── Given information

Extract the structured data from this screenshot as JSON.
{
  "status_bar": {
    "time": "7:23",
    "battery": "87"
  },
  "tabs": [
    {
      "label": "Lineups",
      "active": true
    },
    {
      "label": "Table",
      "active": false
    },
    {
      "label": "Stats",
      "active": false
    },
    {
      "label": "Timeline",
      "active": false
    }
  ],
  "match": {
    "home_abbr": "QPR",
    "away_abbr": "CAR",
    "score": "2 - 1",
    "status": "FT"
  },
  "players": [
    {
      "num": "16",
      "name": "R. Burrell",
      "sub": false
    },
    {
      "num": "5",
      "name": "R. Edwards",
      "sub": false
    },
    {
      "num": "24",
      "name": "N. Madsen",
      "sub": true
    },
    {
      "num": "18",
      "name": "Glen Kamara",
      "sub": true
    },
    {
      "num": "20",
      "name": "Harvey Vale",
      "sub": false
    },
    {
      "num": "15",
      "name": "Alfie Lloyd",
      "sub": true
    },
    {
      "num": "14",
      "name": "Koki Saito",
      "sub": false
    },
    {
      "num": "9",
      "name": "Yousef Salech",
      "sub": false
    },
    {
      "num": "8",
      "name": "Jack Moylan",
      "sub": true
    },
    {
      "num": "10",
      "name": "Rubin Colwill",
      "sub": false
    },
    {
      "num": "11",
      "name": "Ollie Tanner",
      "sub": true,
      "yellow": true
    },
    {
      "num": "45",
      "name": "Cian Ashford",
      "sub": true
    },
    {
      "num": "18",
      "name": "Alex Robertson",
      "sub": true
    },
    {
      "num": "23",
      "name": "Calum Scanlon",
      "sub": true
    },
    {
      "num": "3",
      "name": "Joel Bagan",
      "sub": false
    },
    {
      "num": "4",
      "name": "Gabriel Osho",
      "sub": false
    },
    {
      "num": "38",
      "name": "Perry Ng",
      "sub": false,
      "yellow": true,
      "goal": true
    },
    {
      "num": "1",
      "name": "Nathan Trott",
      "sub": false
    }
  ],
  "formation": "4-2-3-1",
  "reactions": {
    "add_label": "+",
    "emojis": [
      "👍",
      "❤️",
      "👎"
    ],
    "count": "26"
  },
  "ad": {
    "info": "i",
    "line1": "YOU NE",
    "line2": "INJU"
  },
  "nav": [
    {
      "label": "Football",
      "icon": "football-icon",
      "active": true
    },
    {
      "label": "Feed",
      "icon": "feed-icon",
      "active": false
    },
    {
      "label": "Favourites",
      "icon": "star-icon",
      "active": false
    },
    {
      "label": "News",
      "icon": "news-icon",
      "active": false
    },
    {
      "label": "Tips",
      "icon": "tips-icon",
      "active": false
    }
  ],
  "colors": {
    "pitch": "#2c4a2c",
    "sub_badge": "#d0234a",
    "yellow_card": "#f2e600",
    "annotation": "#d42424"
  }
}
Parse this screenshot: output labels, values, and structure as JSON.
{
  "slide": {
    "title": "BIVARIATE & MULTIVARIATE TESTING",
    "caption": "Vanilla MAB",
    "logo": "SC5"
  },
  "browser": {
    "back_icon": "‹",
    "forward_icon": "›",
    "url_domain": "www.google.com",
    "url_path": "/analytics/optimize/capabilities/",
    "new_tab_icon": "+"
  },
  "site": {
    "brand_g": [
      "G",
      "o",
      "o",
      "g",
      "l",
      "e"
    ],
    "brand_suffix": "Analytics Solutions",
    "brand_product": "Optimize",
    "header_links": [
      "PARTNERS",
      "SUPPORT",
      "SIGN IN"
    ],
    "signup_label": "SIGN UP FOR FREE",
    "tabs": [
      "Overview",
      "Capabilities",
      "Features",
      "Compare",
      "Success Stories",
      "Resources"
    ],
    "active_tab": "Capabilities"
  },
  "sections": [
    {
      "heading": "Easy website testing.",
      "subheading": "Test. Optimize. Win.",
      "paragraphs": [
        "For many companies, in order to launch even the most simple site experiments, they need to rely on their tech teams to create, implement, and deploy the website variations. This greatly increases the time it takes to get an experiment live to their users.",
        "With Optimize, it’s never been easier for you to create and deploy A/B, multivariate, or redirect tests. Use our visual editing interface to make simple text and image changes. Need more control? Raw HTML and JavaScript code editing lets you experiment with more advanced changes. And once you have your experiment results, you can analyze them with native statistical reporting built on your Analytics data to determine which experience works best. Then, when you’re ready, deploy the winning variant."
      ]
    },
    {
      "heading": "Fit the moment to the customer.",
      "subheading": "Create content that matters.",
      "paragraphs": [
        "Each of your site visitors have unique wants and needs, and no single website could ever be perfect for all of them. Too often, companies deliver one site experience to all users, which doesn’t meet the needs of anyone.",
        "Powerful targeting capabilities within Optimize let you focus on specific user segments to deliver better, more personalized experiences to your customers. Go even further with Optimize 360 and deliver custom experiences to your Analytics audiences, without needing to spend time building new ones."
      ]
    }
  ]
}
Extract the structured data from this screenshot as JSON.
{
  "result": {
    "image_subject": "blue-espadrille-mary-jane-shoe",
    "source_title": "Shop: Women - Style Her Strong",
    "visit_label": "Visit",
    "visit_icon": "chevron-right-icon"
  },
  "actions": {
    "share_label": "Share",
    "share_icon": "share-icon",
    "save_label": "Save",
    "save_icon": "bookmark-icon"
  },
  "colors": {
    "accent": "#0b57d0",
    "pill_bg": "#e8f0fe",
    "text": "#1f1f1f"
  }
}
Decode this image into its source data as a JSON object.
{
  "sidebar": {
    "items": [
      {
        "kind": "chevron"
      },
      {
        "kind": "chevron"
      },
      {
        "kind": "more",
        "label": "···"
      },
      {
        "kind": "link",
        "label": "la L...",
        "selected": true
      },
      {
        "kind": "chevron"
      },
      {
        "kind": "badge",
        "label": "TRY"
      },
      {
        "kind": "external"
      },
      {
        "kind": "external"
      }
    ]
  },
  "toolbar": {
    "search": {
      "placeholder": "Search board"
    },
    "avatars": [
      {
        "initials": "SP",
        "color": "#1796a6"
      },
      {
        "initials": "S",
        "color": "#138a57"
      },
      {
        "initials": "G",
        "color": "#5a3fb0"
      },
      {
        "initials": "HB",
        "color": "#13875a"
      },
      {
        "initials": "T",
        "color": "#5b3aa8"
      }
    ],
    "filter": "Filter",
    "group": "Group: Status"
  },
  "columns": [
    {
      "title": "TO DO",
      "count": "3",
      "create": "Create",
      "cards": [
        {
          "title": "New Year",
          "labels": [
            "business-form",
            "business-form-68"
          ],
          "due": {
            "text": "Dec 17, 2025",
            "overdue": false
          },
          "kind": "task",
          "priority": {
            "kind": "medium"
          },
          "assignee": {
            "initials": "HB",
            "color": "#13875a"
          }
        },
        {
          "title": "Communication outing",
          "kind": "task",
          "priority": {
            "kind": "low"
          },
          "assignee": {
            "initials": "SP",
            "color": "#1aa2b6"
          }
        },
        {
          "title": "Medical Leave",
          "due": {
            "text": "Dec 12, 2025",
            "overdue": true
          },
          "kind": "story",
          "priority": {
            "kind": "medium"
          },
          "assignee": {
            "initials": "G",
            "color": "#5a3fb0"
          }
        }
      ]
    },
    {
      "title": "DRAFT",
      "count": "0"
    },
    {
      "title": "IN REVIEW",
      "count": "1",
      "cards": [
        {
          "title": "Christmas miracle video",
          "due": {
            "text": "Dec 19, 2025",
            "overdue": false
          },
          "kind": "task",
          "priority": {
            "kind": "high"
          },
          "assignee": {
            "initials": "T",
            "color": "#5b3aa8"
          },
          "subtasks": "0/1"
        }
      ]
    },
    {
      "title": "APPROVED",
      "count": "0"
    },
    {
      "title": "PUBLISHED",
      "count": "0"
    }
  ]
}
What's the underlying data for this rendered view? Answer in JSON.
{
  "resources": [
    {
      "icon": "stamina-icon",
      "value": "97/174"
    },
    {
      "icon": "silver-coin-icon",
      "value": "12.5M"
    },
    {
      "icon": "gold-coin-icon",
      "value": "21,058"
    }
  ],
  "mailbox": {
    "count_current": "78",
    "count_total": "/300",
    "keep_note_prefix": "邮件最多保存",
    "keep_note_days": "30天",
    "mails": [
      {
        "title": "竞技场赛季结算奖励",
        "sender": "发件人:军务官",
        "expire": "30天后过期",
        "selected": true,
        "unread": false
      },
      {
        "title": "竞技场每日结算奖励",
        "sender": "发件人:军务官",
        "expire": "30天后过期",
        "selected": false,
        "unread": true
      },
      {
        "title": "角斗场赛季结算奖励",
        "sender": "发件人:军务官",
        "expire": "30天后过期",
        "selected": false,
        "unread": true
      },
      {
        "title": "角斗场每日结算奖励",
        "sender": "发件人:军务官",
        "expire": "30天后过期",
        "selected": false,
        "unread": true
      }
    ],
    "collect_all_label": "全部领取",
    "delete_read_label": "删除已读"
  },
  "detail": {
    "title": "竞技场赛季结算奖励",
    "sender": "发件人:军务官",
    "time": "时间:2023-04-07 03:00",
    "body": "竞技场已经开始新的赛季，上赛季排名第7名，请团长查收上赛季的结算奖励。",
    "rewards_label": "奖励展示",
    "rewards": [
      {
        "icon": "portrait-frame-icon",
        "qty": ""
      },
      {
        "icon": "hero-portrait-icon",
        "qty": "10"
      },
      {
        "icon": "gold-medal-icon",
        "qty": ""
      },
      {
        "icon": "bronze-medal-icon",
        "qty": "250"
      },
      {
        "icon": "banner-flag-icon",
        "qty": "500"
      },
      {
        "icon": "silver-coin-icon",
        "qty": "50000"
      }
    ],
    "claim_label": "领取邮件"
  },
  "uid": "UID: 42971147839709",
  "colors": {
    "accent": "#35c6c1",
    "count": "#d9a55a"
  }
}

────

Your task: Gather each line of the listing that holds the string "medal".

The output:
        "icon": "gold-medal-icon",
        "icon": "bronze-medal-icon",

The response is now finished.